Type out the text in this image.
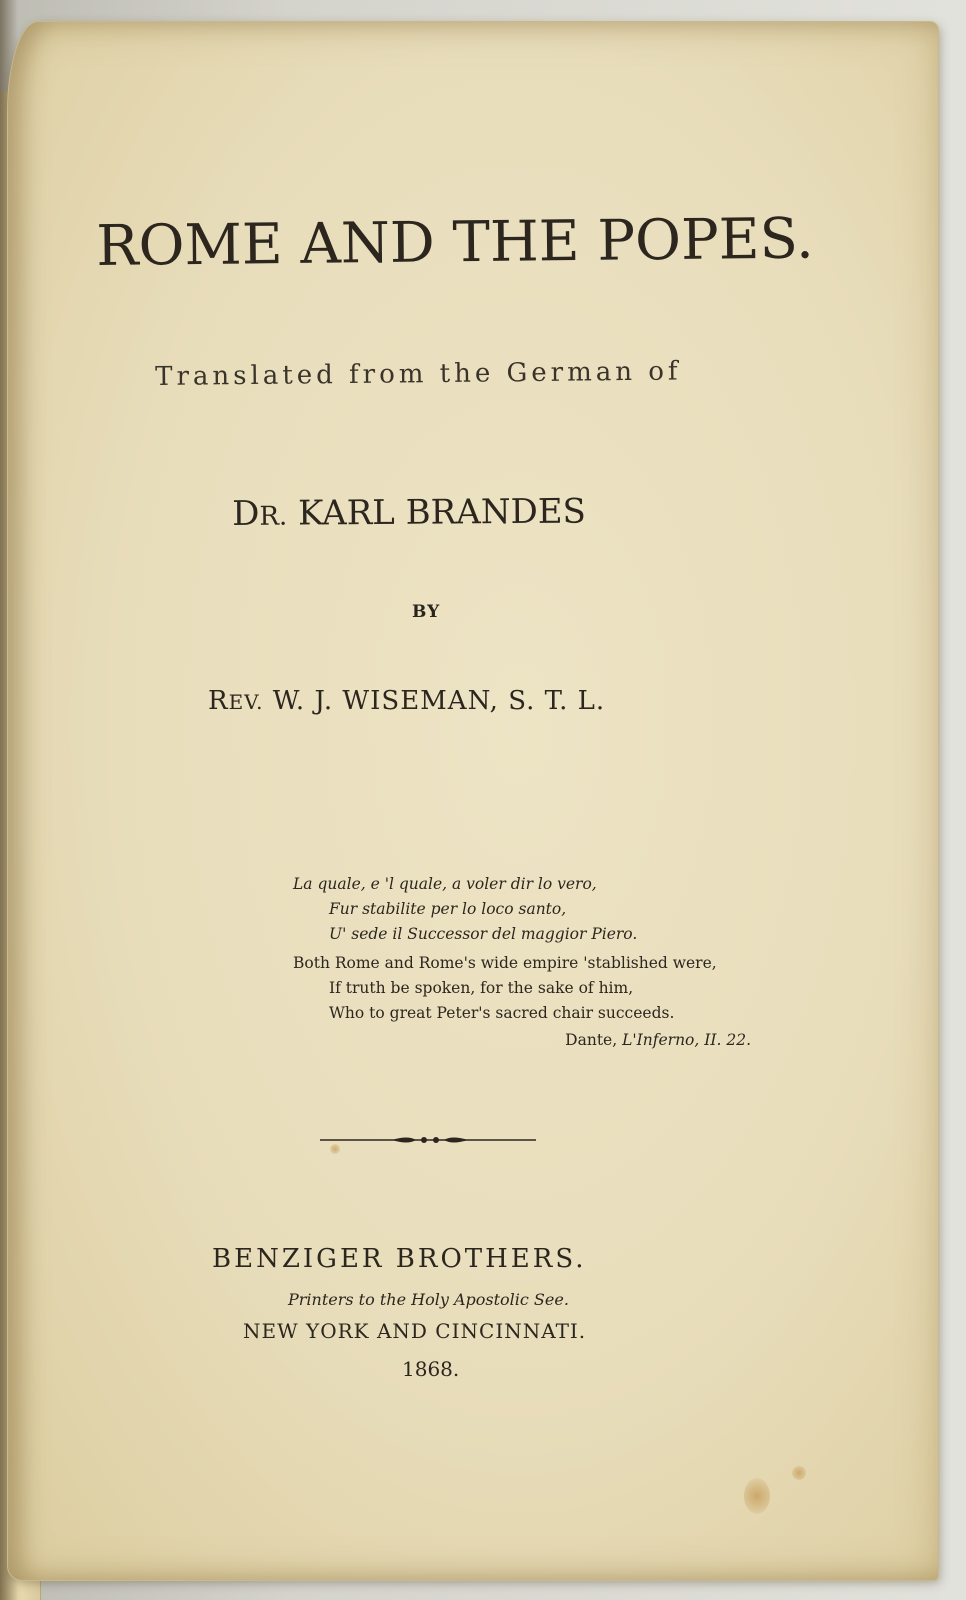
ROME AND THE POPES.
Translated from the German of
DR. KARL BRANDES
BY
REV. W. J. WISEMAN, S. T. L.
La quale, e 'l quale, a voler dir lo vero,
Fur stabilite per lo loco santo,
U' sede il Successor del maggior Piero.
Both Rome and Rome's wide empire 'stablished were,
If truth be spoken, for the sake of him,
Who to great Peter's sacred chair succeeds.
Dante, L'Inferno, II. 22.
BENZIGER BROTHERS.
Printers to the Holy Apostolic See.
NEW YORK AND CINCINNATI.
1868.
§ §
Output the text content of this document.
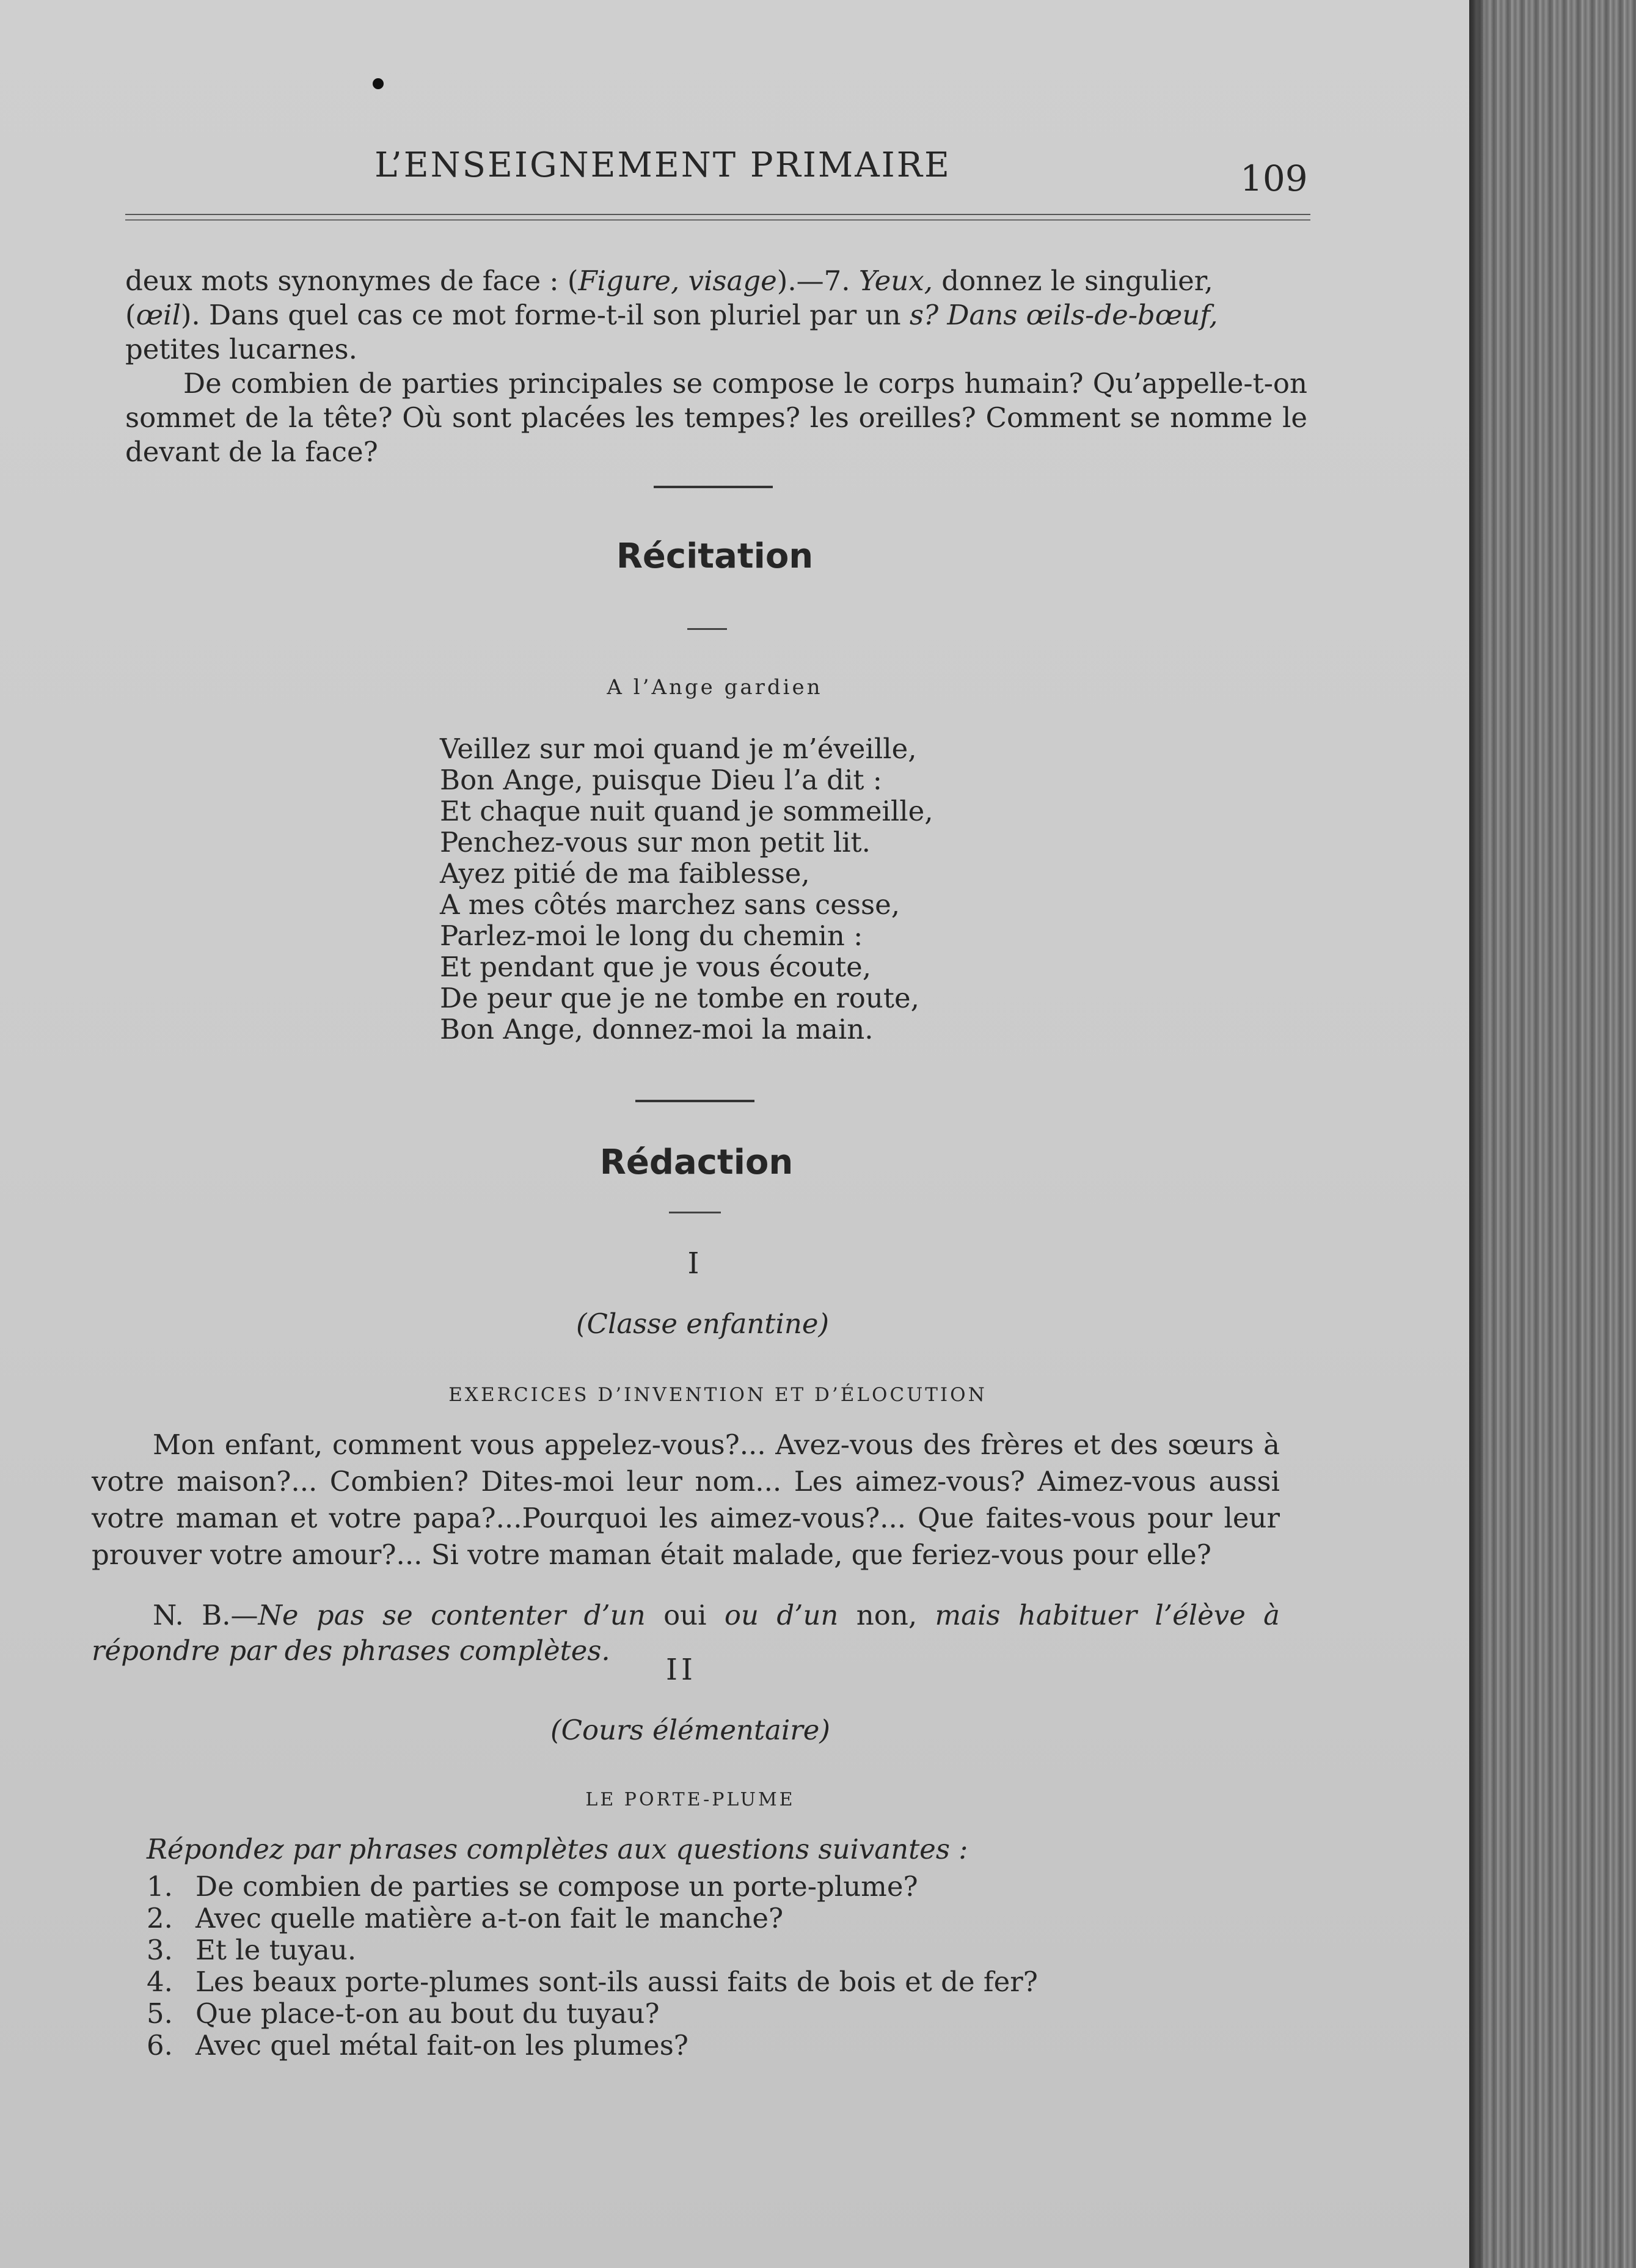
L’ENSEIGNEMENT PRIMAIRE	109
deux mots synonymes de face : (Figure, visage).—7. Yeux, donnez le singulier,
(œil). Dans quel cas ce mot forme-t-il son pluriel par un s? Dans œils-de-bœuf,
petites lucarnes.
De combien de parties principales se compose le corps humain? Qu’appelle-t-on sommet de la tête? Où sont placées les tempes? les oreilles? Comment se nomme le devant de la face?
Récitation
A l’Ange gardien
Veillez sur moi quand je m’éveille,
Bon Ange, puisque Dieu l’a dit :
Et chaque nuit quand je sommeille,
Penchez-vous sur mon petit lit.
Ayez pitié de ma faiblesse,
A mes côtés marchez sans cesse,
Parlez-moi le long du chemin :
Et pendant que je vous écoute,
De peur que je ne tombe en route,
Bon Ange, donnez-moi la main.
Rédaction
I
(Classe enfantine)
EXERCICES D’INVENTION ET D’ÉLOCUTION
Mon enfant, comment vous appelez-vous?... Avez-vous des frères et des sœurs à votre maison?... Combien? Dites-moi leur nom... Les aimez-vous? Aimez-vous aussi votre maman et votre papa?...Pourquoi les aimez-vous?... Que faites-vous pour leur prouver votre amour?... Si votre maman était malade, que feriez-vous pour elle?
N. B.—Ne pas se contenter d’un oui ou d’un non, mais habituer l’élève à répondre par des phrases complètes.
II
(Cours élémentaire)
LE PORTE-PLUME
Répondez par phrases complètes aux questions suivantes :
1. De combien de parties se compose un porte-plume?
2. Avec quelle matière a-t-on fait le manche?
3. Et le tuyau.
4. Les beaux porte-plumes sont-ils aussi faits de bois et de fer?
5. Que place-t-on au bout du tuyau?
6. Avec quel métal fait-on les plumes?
§ §
* [AIM]
Each line of the data that includes the word "Ange" counts once; report the total and nothing more.

* [RESPONSE]
3